**Problem to solve**
Produce the listing below again, exactly as shown.
◆ ◆ ◆ ◆
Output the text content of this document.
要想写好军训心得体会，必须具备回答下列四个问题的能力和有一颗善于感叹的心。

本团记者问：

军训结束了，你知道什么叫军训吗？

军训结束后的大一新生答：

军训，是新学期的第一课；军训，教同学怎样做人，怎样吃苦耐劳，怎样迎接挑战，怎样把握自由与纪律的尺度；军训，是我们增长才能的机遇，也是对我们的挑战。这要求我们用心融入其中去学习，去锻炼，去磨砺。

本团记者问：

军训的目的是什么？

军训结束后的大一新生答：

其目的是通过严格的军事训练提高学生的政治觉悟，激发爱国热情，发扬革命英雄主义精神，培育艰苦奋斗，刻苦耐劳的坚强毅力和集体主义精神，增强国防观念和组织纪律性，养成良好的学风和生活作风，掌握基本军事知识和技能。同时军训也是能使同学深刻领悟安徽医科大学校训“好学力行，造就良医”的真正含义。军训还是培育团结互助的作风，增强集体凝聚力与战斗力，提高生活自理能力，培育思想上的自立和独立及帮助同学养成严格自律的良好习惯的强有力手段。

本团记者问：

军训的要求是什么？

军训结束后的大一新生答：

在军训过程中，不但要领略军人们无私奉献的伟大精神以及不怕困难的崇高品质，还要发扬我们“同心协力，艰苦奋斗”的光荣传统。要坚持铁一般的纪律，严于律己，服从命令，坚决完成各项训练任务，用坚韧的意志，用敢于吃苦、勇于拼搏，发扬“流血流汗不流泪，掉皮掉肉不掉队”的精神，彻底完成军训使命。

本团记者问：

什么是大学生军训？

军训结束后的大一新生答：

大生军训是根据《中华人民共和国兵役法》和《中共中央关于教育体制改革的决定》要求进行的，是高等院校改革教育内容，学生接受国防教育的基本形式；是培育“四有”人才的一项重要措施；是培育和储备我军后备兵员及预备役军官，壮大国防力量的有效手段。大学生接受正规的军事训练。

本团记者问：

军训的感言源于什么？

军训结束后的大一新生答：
◆ ◆ ◆ ◆
**Response for this exercise**
Output the text content of this document.
要想写好军训心得体会，必须具备回答下列四个问题的能力和有一颗善于感叹的心。

本团记者问：

军训结束了，你知道什么叫军训吗？

军训结束后的大一新生答：

军训，是新学期的第一课；军训，教同学怎样做人，怎样吃苦耐劳，怎样迎接挑战，怎样把握自由与纪律的尺度；军训，是我们增长才能的机遇，也是对我们的挑战。这要求我们用心融入其中去学习，去锻炼，去磨砺。

本团记者问：

军训的目的是什么？

军训结束后的大一新生答：

其目的是通过严格的军事训练提高学生的政治觉悟，激发爱国热情，发扬革命英雄主义精神，培育艰苦奋斗，刻苦耐劳的坚强毅力和集体主义精神，增强国防观念和组织纪律性，养成良好的学风和生活作风，掌握基本军事知识和技能。同时军训也是能使同学深刻领悟安徽医科大学校训“好学力行，造就良医”的真正含义。军训还是培育团结互助的作风，增强集体凝聚力与战斗力，提高生活自理能力，培育思想上的自立和独立及帮助同学养成严格自律的良好习惯的强有力手段。

本团记者问：

军训的要求是什么？

军训结束后的大一新生答：

在军训过程中，不但要领略军人们无私奉献的伟大精神以及不怕困难的崇高品质，还要发扬我们“同心协力，艰苦奋斗”的光荣传统。要坚持铁一般的纪律，严于律己，服从命令，坚决完成各项训练任务，用坚韧的意志，用敢于吃苦、勇于拼搏，发扬“流血流汗不流泪，掉皮掉肉不掉队”的精神，彻底完成军训使命。

本团记者问：

什么是大学生军训？

军训结束后的大一新生答：

大生军训是根据《中华人民共和国兵役法》和《中共中央关于教育体制改革的决定》要求进行的，是高等院校改革教育内容，学生接受国防教育的基本形式；是培育“四有”人才的一项重要措施；是培育和储备我军后备兵员及预备役军官，壮大国防力量的有效手段。大学生接受正规的军事训练。

本团记者问：

军训的感言源于什么？

军训结束后的大一新生答：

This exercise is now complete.